Work to do: Make an exact copy of the data below, leaving out every picture.

Task inputs:
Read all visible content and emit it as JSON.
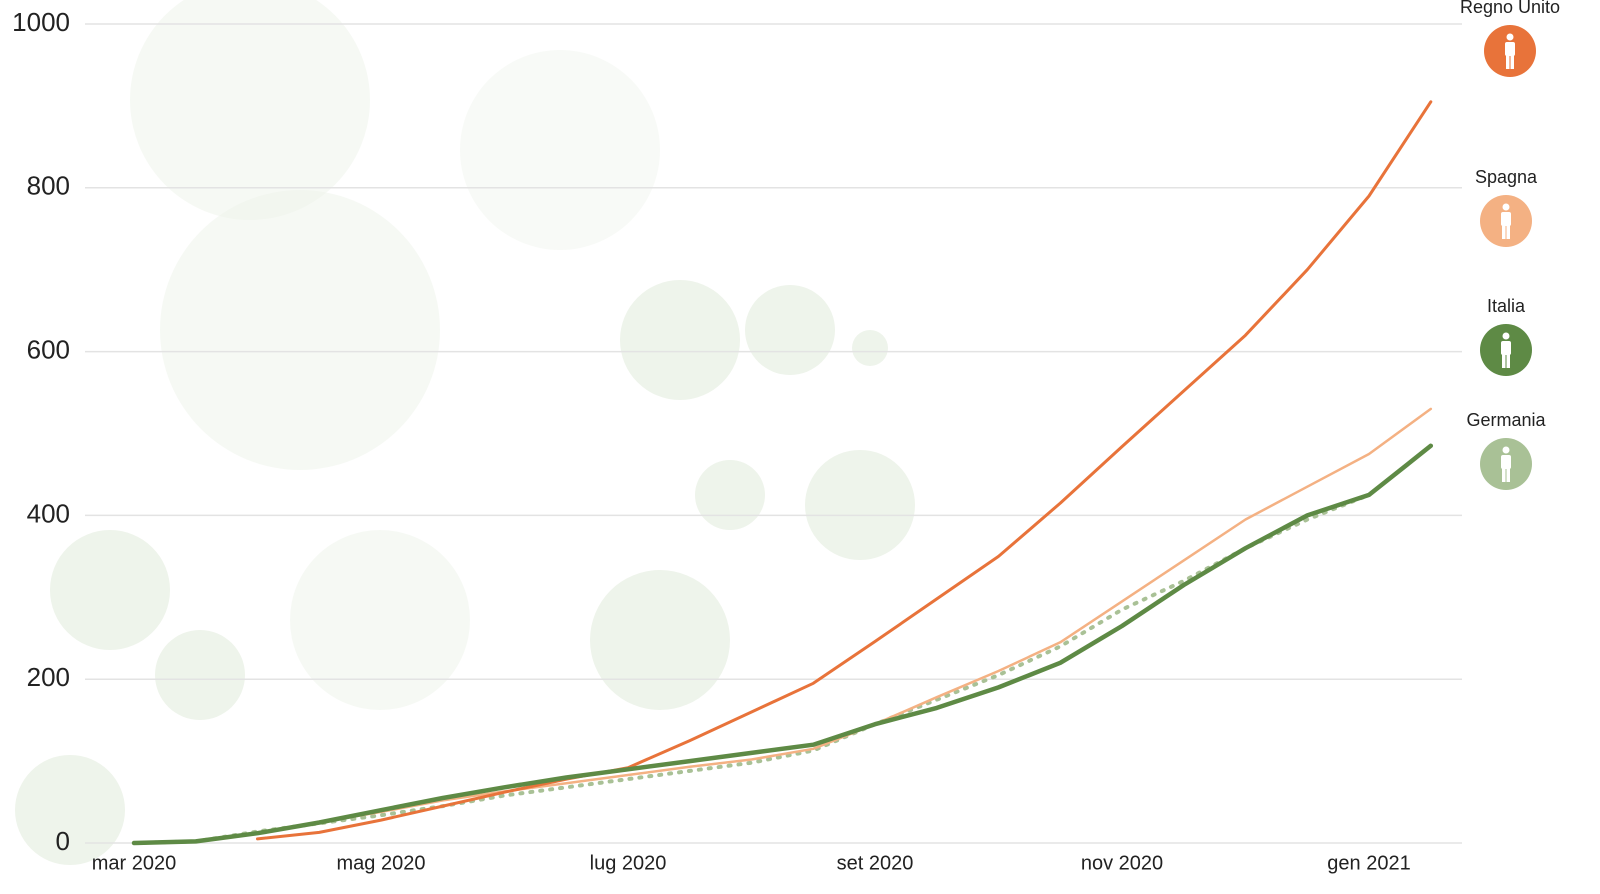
{
  "chart_data": {
    "type": "line",
    "x": [
      "mar 2020",
      null,
      null,
      null,
      "mag 2020",
      null,
      null,
      null,
      "lug 2020",
      null,
      null,
      null,
      "set 2020",
      null,
      null,
      null,
      "nov 2020",
      null,
      null,
      null,
      "gen 2021",
      null
    ],
    "series": [
      {
        "name": "Regno Unito",
        "color": "#e8733a",
        "values": [
          null,
          null,
          5,
          13,
          28,
          45,
          62,
          78,
          92,
          125,
          160,
          195,
          246,
          298,
          350,
          415,
          484,
          552,
          620,
          700,
          790,
          905
        ]
      },
      {
        "name": "Spagna",
        "color": "#f4b183",
        "values": [
          0,
          2,
          12,
          25,
          38,
          52,
          63,
          73,
          83,
          93,
          102,
          115,
          145,
          178,
          210,
          245,
          295,
          345,
          395,
          435,
          475,
          530
        ]
      },
      {
        "name": "Italia",
        "color": "#5e8a45",
        "values": [
          0,
          2,
          12,
          25,
          40,
          55,
          68,
          80,
          90,
          100,
          110,
          120,
          145,
          165,
          190,
          220,
          265,
          315,
          360,
          400,
          425,
          485
        ]
      },
      {
        "name": "Germania",
        "color": "#a9c196",
        "style": "dotted",
        "values": [
          0,
          2,
          14,
          24,
          34,
          45,
          58,
          68,
          78,
          88,
          98,
          113,
          145,
          175,
          205,
          240,
          285,
          320,
          360,
          395,
          425,
          null
        ]
      }
    ],
    "ylim": [
      0,
      1000
    ],
    "yticks": [
      0,
      200,
      400,
      600,
      800,
      1000
    ],
    "grid": true
  }
}
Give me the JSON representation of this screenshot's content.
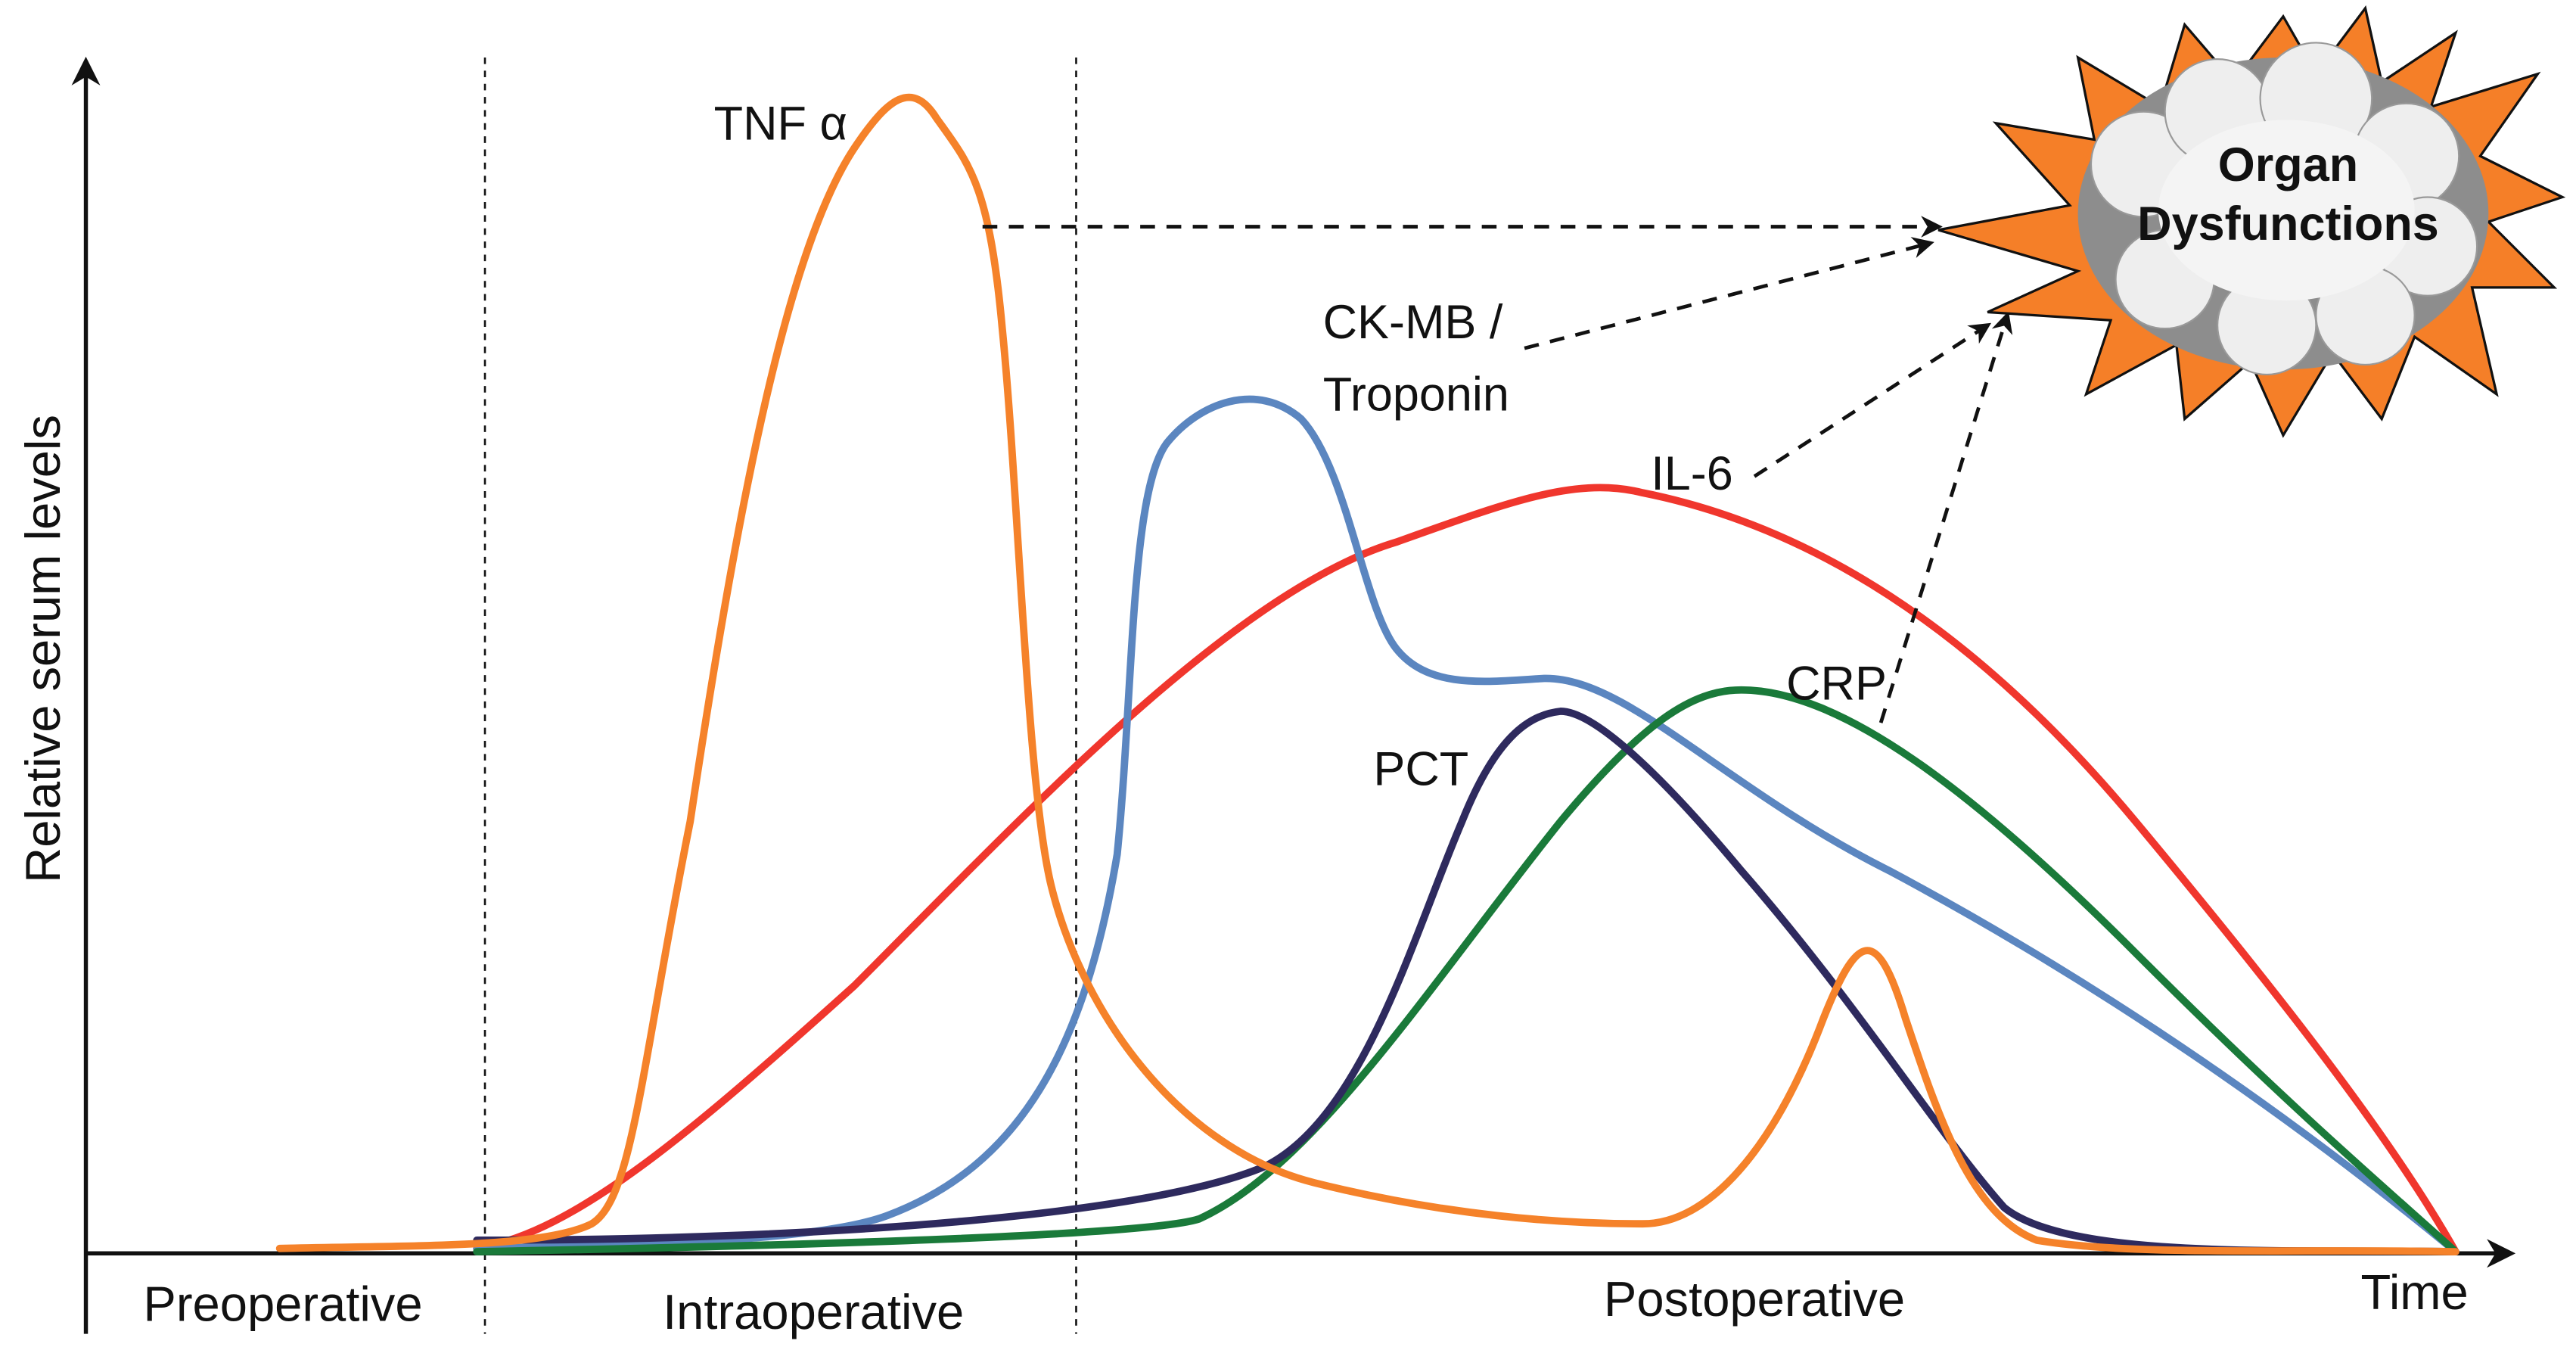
{
  "y_axis_label": "Relative serum levels",
  "x_axis_label": "Time",
  "phases": [
    "Preoperative",
    "Intraoperative",
    "Postoperative"
  ],
  "markers": {
    "tnf": "TNF α",
    "ckmb": [
      "CK-MB /",
      "Troponin"
    ],
    "il6": "IL-6",
    "pct": "PCT",
    "crp": "CRP"
  },
  "outcome": [
    "Organ",
    "Dysfunctions"
  ]
}
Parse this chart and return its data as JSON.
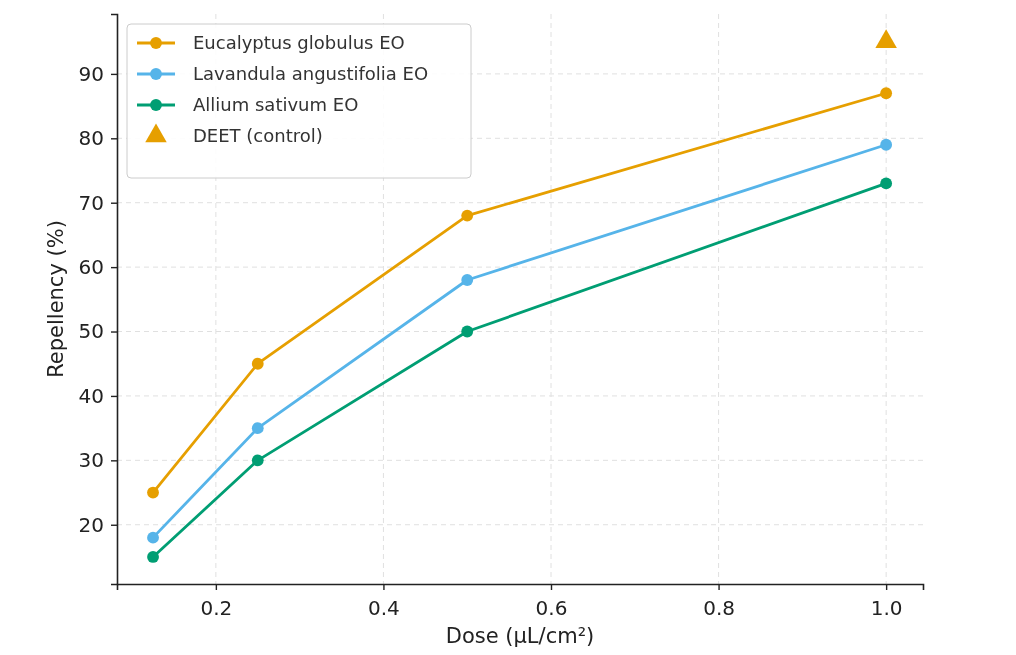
{
  "chart_data": {
    "type": "line",
    "xlabel": "Dose (µL/cm²)",
    "ylabel": "Repellency (%)",
    "x": [
      0.125,
      0.25,
      0.5,
      1.0
    ],
    "series": [
      {
        "name": "Eucalyptus globulus EO",
        "color": "#e69f00",
        "values": [
          25,
          45,
          68,
          87
        ]
      },
      {
        "name": "Lavandula angustifolia EO",
        "color": "#56b4e9",
        "values": [
          18,
          35,
          58,
          79
        ]
      },
      {
        "name": "Allium sativum EO",
        "color": "#009e73",
        "values": [
          15,
          30,
          50,
          73
        ]
      },
      {
        "name": "DEET (control)",
        "type": "scatter",
        "marker": "triangle",
        "color": "#e69f00",
        "x": [
          1.0
        ],
        "values": [
          95
        ]
      }
    ],
    "xlim": [
      0.082,
      1.044
    ],
    "xticks": [
      {
        "value": 0.2,
        "label": "0.2"
      },
      {
        "value": 0.4,
        "label": "0.4"
      },
      {
        "value": 0.6,
        "label": "0.6"
      },
      {
        "value": 0.8,
        "label": "0.8"
      },
      {
        "value": 1.0,
        "label": "1.0"
      }
    ],
    "ylim": [
      10.8,
      99.3
    ],
    "yticks": [
      20,
      30,
      40,
      50,
      60,
      70,
      80,
      90
    ],
    "grid": true,
    "legend": "top left",
    "marker": "circle",
    "line_style": "solid"
  }
}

Solution to this task:
Read all visible content and emit it as JSON.
{
  "chart_data": {
    "type": "line",
    "x": [
      "mar 2020",
      null,
      null,
      null,
      "mag 2020",
      null,
      null,
      null,
      "lug 2020",
      null,
      null,
      null,
      "set 2020",
      null,
      null,
      null,
      "nov 2020",
      null,
      null,
      null,
      "gen 2021",
      null
    ],
    "series": [
      {
        "name": "Regno Unito",
        "color": "#e8733a",
        "values": [
          null,
          null,
          5,
          13,
          28,
          45,
          62,
          78,
          92,
          125,
          160,
          195,
          246,
          298,
          350,
          415,
          484,
          552,
          620,
          700,
          790,
          905
        ]
      },
      {
        "name": "Spagna",
        "color": "#f4b183",
        "values": [
          0,
          2,
          12,
          25,
          38,
          52,
          63,
          73,
          83,
          93,
          102,
          115,
          145,
          178,
          210,
          245,
          295,
          345,
          395,
          435,
          475,
          530
        ]
      },
      {
        "name": "Italia",
        "color": "#5e8a45",
        "values": [
          0,
          2,
          12,
          25,
          40,
          55,
          68,
          80,
          90,
          100,
          110,
          120,
          145,
          165,
          190,
          220,
          265,
          315,
          360,
          400,
          425,
          485
        ]
      },
      {
        "name": "Germania",
        "color": "#a9c196",
        "style": "dotted",
        "values": [
          0,
          2,
          14,
          24,
          34,
          45,
          58,
          68,
          78,
          88,
          98,
          113,
          145,
          175,
          205,
          240,
          285,
          320,
          360,
          395,
          425,
          null
        ]
      }
    ],
    "ylim": [
      0,
      1000
    ],
    "yticks": [
      0,
      200,
      400,
      600,
      800,
      1000
    ],
    "grid": true
  }
}
Give me the JSON representation of this screenshot's content.
{
  "y_axis_label": "Relative serum levels",
  "x_axis_label": "Time",
  "phases": [
    "Preoperative",
    "Intraoperative",
    "Postoperative"
  ],
  "markers": {
    "tnf": "TNF α",
    "ckmb": [
      "CK-MB /",
      "Troponin"
    ],
    "il6": "IL-6",
    "pct": "PCT",
    "crp": "CRP"
  },
  "outcome": [
    "Organ",
    "Dysfunctions"
  ]
}
Parse this chart and return its data as JSON.
{
  "chart_data": {
    "type": "line",
    "xlabel": "Dose (µL/cm²)",
    "ylabel": "Repellency (%)",
    "x": [
      0.125,
      0.25,
      0.5,
      1.0
    ],
    "series": [
      {
        "name": "Eucalyptus globulus EO",
        "color": "#e69f00",
        "values": [
          25,
          45,
          68,
          87
        ]
      },
      {
        "name": "Lavandula angustifolia EO",
        "color": "#56b4e9",
        "values": [
          18,
          35,
          58,
          79
        ]
      },
      {
        "name": "Allium sativum EO",
        "color": "#009e73",
        "values": [
          15,
          30,
          50,
          73
        ]
      },
      {
        "name": "DEET (control)",
        "type": "scatter",
        "marker": "triangle",
        "color": "#e69f00",
        "x": [
          1.0
        ],
        "values": [
          95
        ]
      }
    ],
    "xlim": [
      0.082,
      1.044
    ],
    "xticks": [
      {
        "value": 0.2,
        "label": "0.2"
      },
      {
        "value": 0.4,
        "label": "0.4"
      },
      {
        "value": 0.6,
        "label": "0.6"
      },
      {
        "value": 0.8,
        "label": "0.8"
      },
      {
        "value": 1.0,
        "label": "1.0"
      }
    ],
    "ylim": [
      10.8,
      99.3
    ],
    "yticks": [
      20,
      30,
      40,
      50,
      60,
      70,
      80,
      90
    ],
    "grid": true,
    "legend": "top left",
    "marker": "circle",
    "line_style": "solid"
  }
}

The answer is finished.